■ **Problem requirements**: Copy out every line that contains "ylabel".

■ **Records supplied**:
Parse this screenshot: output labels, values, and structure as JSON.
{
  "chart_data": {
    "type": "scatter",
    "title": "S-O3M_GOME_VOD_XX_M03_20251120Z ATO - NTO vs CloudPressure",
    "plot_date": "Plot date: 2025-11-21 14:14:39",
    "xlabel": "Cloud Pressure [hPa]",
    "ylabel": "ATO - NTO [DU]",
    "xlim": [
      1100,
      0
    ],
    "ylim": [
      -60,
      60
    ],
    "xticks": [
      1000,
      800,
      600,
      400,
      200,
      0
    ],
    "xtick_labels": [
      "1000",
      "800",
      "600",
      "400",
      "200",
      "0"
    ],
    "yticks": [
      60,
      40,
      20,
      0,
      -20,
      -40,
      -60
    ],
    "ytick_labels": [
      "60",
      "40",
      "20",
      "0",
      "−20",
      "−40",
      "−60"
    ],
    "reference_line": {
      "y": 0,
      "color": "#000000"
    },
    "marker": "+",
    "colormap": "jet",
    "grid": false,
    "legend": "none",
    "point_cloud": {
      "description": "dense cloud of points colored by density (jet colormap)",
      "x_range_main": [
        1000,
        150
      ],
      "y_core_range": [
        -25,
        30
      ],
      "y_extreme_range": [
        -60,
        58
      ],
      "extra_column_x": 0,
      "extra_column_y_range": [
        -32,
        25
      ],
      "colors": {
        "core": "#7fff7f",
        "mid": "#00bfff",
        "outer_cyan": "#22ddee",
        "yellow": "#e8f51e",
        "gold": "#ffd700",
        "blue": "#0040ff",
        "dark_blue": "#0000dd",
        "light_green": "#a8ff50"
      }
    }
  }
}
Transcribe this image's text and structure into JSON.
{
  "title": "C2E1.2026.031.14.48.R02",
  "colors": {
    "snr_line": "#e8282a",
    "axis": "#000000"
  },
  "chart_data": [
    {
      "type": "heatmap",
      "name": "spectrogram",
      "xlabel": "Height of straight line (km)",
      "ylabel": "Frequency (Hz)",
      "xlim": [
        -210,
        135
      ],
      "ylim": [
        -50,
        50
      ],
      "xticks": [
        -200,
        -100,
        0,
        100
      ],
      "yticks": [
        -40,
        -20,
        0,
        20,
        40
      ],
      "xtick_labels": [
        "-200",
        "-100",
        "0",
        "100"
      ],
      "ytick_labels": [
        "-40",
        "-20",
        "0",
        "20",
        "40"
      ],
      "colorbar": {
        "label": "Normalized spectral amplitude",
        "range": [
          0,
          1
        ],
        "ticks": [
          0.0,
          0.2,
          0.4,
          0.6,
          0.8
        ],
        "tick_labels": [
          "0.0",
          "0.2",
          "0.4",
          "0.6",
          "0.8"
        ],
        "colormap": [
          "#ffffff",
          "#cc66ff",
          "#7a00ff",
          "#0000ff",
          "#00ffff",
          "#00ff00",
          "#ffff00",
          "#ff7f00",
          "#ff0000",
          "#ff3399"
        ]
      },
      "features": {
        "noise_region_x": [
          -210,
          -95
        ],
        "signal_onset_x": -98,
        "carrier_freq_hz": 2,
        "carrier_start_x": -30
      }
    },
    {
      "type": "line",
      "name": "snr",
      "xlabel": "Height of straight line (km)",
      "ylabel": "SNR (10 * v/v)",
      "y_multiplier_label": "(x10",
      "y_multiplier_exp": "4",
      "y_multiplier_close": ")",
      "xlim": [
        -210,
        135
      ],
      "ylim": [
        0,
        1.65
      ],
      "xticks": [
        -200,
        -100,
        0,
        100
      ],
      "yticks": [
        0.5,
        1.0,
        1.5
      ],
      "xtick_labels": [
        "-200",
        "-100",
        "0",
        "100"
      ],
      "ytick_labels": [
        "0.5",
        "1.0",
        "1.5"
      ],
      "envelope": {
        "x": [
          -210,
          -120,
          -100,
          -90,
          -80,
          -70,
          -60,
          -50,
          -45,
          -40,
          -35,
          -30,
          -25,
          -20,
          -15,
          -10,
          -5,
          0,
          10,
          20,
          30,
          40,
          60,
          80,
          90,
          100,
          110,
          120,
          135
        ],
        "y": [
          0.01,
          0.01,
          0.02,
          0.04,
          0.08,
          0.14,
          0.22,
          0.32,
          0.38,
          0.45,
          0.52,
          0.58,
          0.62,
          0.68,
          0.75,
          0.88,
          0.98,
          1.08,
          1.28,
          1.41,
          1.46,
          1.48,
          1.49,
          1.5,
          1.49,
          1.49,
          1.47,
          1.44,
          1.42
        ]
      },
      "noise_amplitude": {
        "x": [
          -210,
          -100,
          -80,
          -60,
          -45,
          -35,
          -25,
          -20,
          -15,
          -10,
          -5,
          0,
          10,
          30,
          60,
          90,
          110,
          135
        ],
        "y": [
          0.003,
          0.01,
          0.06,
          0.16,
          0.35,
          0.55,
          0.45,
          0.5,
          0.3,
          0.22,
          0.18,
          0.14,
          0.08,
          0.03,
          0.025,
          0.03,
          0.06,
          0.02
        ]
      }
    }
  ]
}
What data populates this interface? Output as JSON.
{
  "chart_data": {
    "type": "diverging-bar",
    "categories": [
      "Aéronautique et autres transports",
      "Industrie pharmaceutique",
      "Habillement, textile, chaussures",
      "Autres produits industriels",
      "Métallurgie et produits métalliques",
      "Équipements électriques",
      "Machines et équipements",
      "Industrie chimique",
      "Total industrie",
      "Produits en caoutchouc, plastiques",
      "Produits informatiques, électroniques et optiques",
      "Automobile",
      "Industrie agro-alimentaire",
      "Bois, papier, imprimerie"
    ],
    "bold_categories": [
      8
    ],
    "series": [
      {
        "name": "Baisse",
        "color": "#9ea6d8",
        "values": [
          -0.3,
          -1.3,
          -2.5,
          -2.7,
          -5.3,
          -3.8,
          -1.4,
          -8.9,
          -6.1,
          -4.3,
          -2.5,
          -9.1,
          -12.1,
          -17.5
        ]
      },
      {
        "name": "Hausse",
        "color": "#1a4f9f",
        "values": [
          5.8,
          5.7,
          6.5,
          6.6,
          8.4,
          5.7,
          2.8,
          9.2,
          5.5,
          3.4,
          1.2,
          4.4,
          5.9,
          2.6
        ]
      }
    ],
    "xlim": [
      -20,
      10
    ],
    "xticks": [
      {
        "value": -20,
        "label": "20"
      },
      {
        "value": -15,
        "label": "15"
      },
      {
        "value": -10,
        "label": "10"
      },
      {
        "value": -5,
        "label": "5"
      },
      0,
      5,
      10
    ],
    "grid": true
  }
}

■ **Result**:
    "ylabel": "ATO - NTO [DU]",
      "ylabel": "Frequency (Hz)",
      "ylabel": "SNR (10 * v/v)",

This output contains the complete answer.